++++ SUPPLIED MATERIAL
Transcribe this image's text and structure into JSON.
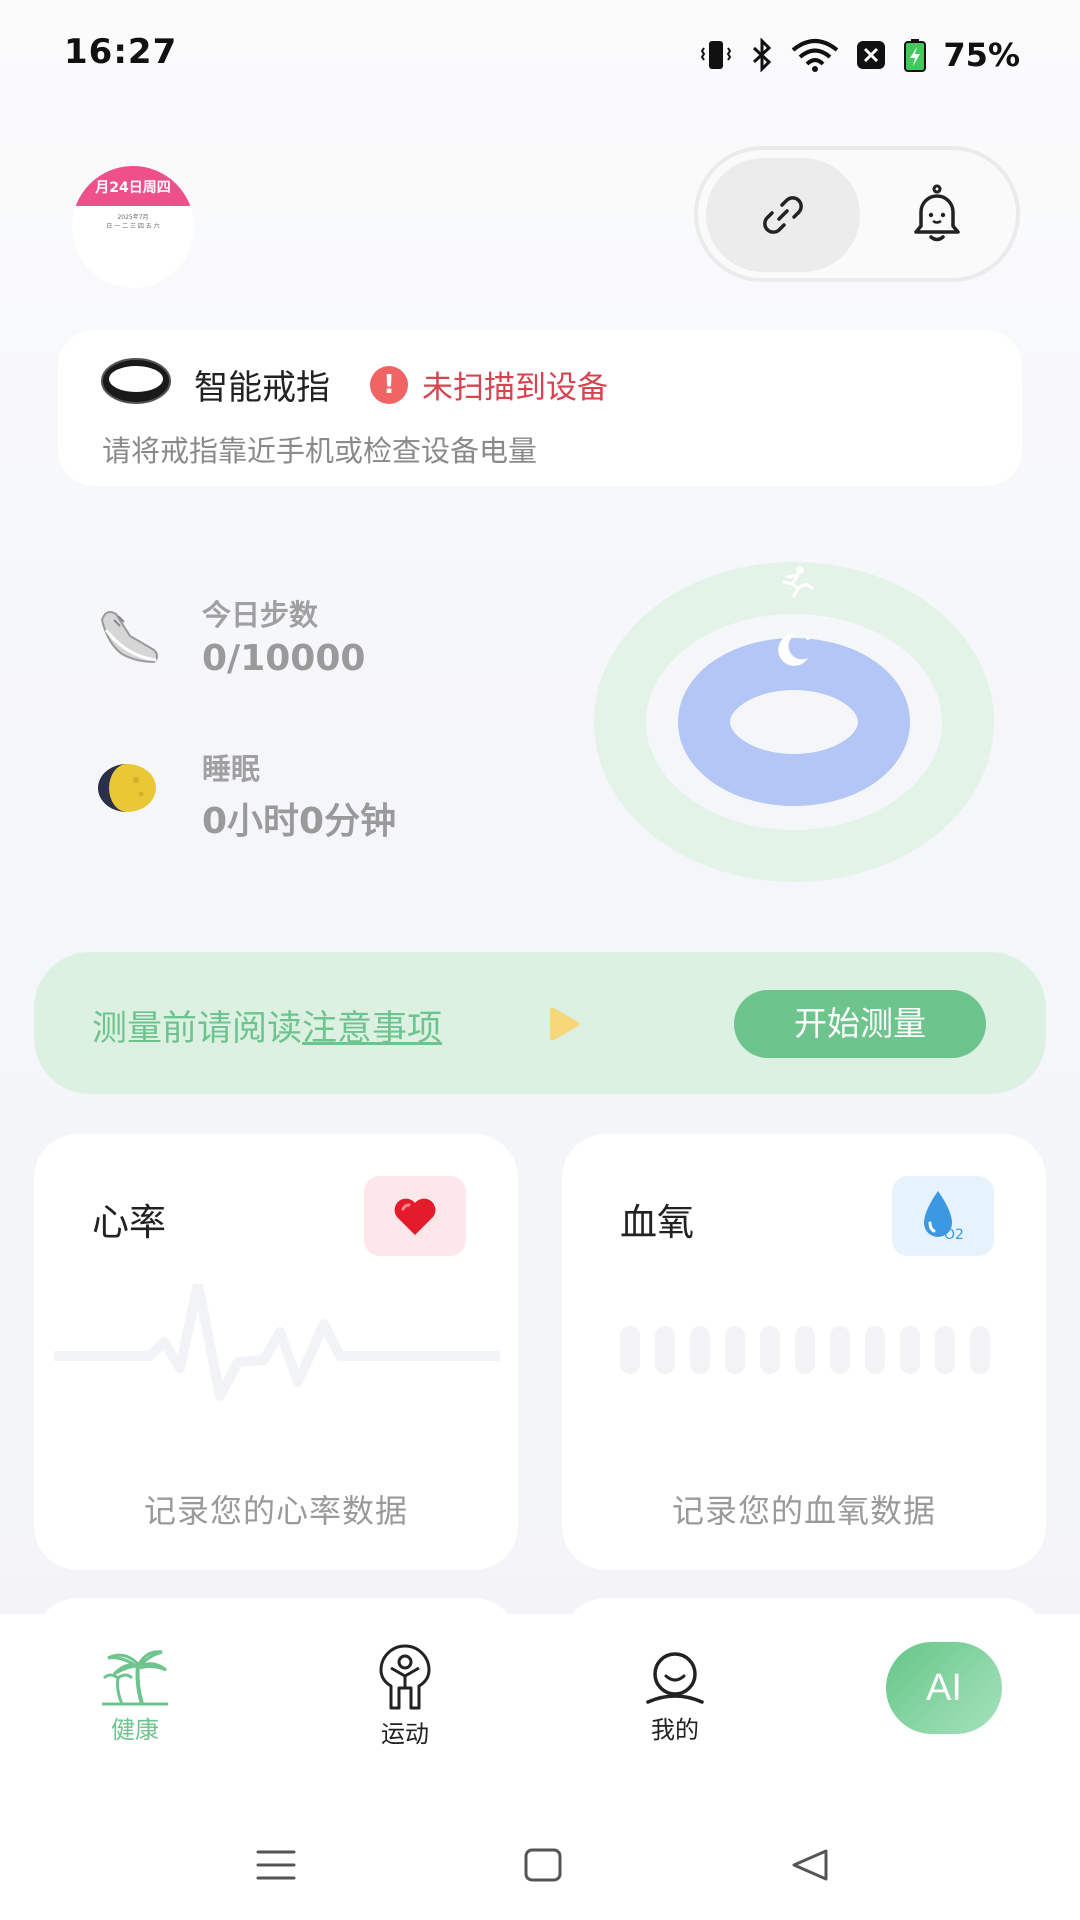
{
  "status_bar": {
    "time": "16:27",
    "battery": "75%"
  },
  "header": {
    "avatar_date": "月24日周四",
    "avatar_month": "2025年7月",
    "avatar_weekdays": "日 一 二 三 四 五 六"
  },
  "device": {
    "name": "智能戒指",
    "status": "未扫描到设备",
    "hint": "请将戒指靠近手机或检查设备电量",
    "warn_symbol": "!"
  },
  "steps": {
    "label": "今日步数",
    "value": "0/10000"
  },
  "sleep": {
    "label": "睡眠",
    "value": "0小时0分钟"
  },
  "measure": {
    "prefix": "测量前请阅读",
    "link": "注意事项",
    "button": "开始测量"
  },
  "heart_rate": {
    "title": "心率",
    "desc": "记录您的心率数据"
  },
  "blood_oxygen": {
    "title": "血氧",
    "desc": "记录您的血氧数据",
    "badge_text": "O2"
  },
  "nav": {
    "health": "健康",
    "sport": "运动",
    "mine": "我的",
    "ai": "AI"
  },
  "colors": {
    "accent_green": "#6dc48d",
    "warning_red": "#d8434f",
    "ring_outer": "#e3f3e8",
    "ring_inner": "#b3c6f5"
  },
  "icons": {
    "link": "link-icon",
    "bell": "bell-icon",
    "shoe": "shoe-icon",
    "moon": "moon-icon",
    "heart": "heart-icon",
    "drop": "oxygen-drop-icon",
    "palm": "palm-tree-icon",
    "person": "person-icon",
    "face": "face-icon"
  }
}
++++++++
WRITTEN REQUEST
Leave images out of the retyped records; keep all else exact.

EXERCISE RESPONSE
Transcribe this image's text and structure into JSON.
{
  "status_bar": {
    "time": "16:27",
    "battery": "75%"
  },
  "header": {
    "avatar_date": "月24日周四",
    "avatar_month": "2025年7月",
    "avatar_weekdays": "日 一 二 三 四 五 六"
  },
  "device": {
    "name": "智能戒指",
    "status": "未扫描到设备",
    "hint": "请将戒指靠近手机或检查设备电量",
    "warn_symbol": "!"
  },
  "steps": {
    "label": "今日步数",
    "value": "0/10000"
  },
  "sleep": {
    "label": "睡眠",
    "value": "0小时0分钟"
  },
  "measure": {
    "prefix": "测量前请阅读",
    "link": "注意事项",
    "button": "开始测量"
  },
  "heart_rate": {
    "title": "心率",
    "desc": "记录您的心率数据"
  },
  "blood_oxygen": {
    "title": "血氧",
    "desc": "记录您的血氧数据",
    "badge_text": "O2"
  },
  "nav": {
    "health": "健康",
    "sport": "运动",
    "mine": "我的",
    "ai": "AI"
  },
  "colors": {
    "accent_green": "#6dc48d",
    "warning_red": "#d8434f",
    "ring_outer": "#e3f3e8",
    "ring_inner": "#b3c6f5"
  },
  "icons": {
    "link": "link-icon",
    "bell": "bell-icon",
    "shoe": "shoe-icon",
    "moon": "moon-icon",
    "heart": "heart-icon",
    "drop": "oxygen-drop-icon",
    "palm": "palm-tree-icon",
    "person": "person-icon",
    "face": "face-icon"
  }
}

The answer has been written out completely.